> [PROVIDED RECORDS]
○ ○ ○ ○ ○
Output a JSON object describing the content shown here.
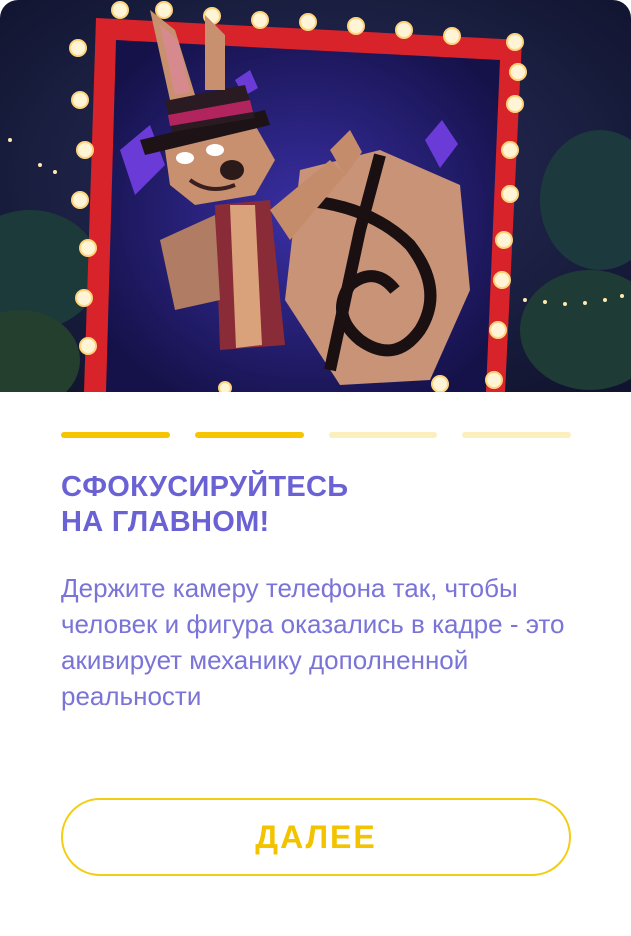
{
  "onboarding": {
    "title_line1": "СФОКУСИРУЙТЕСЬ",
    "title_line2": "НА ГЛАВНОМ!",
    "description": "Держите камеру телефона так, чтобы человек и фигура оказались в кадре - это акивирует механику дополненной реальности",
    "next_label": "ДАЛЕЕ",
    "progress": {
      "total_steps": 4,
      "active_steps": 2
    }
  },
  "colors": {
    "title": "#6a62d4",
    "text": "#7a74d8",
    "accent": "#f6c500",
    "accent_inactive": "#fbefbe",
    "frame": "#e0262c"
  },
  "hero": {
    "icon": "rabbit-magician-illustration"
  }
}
○ ○ ○ ○ ○
> [TASK TO COMPLETE]
Ignore the images and quote every line of the listing exactly.

> [FULL OUTPUT]
Output a JSON object describing the content shown here.
{
  "onboarding": {
    "title_line1": "СФОКУСИРУЙТЕСЬ",
    "title_line2": "НА ГЛАВНОМ!",
    "description": "Держите камеру телефона так, чтобы человек и фигура оказались в кадре - это акивирует механику дополненной реальности",
    "next_label": "ДАЛЕЕ",
    "progress": {
      "total_steps": 4,
      "active_steps": 2
    }
  },
  "colors": {
    "title": "#6a62d4",
    "text": "#7a74d8",
    "accent": "#f6c500",
    "accent_inactive": "#fbefbe",
    "frame": "#e0262c"
  },
  "hero": {
    "icon": "rabbit-magician-illustration"
  }
}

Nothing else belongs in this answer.